▸ **PASSAGE**
>> Begin
Come on... if you like your service provider, who gives a rip what the other guys are selling? But they're being dishonest! Welcome to advertizing. But some people are going to get taken in by it! Yeah, again, welcome to the world of advertizing. Besides, what one person looks for is different from what the next person is looking for. If I like renting alot of HD movies, and I don't care about things like NFL ST, then guess what? Comcast would be the better choice for me. That's what everyone seems to be missing - yes, all services have their pros and they all have their cons. Which is the 'best service'? It depends on what you're looking for.

It's like saying 'what's the best car?' While there are some measures that you can compare against, the 'best car' for me depends on what I'm looking for. If I'm looking for flat-out acceleration, then a Corvette may be my 'best car'. If I'm looking to haul my family of 6, then a mini-van may be my 'best car'.

Do I think some of the ads get silly? Yeah, I do. Comcast has been running ads in this area where they're doing 'interventions'. Going to DirecTV customers homes (these aren't made up - they literally go into a DirecTV customer's home), and show them the difference in HD offerings between DirecTV and Comcast.


----------



## hdtvfan0001 (Jul 28, 2004)

jpl said:


> What?! You mean Comcast dares to promote the benefits of THEIR service by talking about how much HD VOD they have? The monsters! And DirecTV promotes itself by including PPV in their channel line-ups? Have they no shame!? Next you'll be telling me that Dish actually promotes how good their hardware is.


Me thinks you missed the point - its plain wrong to compare apples and refrigerators (even though Comcast is knowingly trying to do just that). :eek2:


----------



## jpl (Jul 9, 2006)
>> End
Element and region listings
>> Begin
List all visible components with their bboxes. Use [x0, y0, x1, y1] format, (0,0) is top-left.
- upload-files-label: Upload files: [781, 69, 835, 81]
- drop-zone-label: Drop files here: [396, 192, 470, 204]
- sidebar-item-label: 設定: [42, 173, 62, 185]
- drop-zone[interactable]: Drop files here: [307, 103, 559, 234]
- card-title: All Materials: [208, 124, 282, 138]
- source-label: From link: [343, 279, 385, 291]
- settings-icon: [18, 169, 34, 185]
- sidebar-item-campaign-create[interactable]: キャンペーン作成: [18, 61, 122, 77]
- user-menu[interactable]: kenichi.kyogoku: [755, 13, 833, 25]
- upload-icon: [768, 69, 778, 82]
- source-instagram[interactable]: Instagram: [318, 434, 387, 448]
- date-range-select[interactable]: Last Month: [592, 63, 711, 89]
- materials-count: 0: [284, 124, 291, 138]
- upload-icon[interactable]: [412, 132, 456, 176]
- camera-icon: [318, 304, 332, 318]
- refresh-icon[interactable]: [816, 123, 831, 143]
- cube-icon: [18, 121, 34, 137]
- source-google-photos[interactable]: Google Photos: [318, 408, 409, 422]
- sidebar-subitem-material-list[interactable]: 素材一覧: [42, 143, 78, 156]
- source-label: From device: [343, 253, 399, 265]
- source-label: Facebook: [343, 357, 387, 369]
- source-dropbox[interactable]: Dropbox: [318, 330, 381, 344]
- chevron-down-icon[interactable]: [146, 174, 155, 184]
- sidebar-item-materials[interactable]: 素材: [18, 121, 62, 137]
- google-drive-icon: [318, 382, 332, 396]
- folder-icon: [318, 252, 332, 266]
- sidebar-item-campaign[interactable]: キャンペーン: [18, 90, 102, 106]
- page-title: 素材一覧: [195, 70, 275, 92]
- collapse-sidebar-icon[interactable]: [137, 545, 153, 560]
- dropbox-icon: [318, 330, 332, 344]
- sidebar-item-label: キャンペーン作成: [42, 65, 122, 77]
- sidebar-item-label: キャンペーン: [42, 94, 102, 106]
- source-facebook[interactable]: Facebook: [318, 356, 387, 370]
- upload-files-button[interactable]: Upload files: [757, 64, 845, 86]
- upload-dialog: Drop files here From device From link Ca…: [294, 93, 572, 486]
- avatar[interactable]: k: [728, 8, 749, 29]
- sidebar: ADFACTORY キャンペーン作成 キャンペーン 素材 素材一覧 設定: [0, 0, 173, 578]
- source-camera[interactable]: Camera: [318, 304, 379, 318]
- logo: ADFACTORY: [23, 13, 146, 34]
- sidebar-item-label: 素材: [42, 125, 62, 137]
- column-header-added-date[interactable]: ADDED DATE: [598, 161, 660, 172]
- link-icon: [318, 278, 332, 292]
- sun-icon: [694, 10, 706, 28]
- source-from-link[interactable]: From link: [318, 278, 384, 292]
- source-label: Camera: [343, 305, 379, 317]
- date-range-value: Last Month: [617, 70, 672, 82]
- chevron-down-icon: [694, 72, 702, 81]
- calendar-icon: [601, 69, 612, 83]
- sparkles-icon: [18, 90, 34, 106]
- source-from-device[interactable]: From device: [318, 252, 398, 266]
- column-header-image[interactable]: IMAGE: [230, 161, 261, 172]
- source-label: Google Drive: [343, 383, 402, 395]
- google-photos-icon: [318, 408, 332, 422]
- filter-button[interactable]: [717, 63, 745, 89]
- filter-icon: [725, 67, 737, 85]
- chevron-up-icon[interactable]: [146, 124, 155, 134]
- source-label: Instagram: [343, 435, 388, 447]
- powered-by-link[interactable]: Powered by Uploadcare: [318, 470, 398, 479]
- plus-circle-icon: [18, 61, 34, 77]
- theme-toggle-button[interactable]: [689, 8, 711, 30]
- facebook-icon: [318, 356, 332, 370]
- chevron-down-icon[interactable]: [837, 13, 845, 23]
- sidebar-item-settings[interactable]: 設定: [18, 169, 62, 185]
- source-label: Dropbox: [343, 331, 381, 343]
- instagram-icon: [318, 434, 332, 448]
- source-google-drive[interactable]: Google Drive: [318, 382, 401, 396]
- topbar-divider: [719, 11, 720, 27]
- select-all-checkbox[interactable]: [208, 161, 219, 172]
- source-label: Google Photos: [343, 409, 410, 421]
>> End
▸ **PROBLEMS**
1. Using the thread on TV provider ads, decide whether each statement agrees with it, answering yes or no and quoting the words that settle it: (a) The Comcast "interventions" ads are made up. (b) A mini-van may be the best car for hauling a family of 6. (c) hdtvfan0001 says it is fine to compare apples and refrigerators.
2. Name every TV service provider mentioned in the thread on TV provider ads.
3. Go on with the thread on TV provider ads from the point where it stops.

▸ **SET OF ANSWERS**
1.
(a) No: "these aren't made up - they literally go into a DirecTV customer's home"
(b) Yes: "If I'm looking to haul my family of 6, then a mini-van may be my 'best car'."
(c) No: "its plain wrong to compare apples and refrigerators"

2. Comcast, DirecTV, Dish

3.
hdtvfan0001 said:


> Me thinks you missed the point - its plain wrong to compare apples and refrigerators (even though Comcast is knowingly trying to do just that). :eek2:


No, I got the point, but I don't think it's a real great one, to be honest. Again, if I'm big on renting HD movies, then wouldn't Comcast really have more HD content than DirecTV? From my perspective, yeah, it would. I guess I have trouble understanding why it's bad for Comcast to advertize how much HD VOD content they have - that's their big selling point. They've spent alot on developing and growing HD VOD. Besides, as someone else pointed out, if I can get 100 HD VOD movie titles through my cable service, how is that any different than DirecTV counting their HD PPV feeds as channels? Aren't they effectively the same thing? Yes, they are.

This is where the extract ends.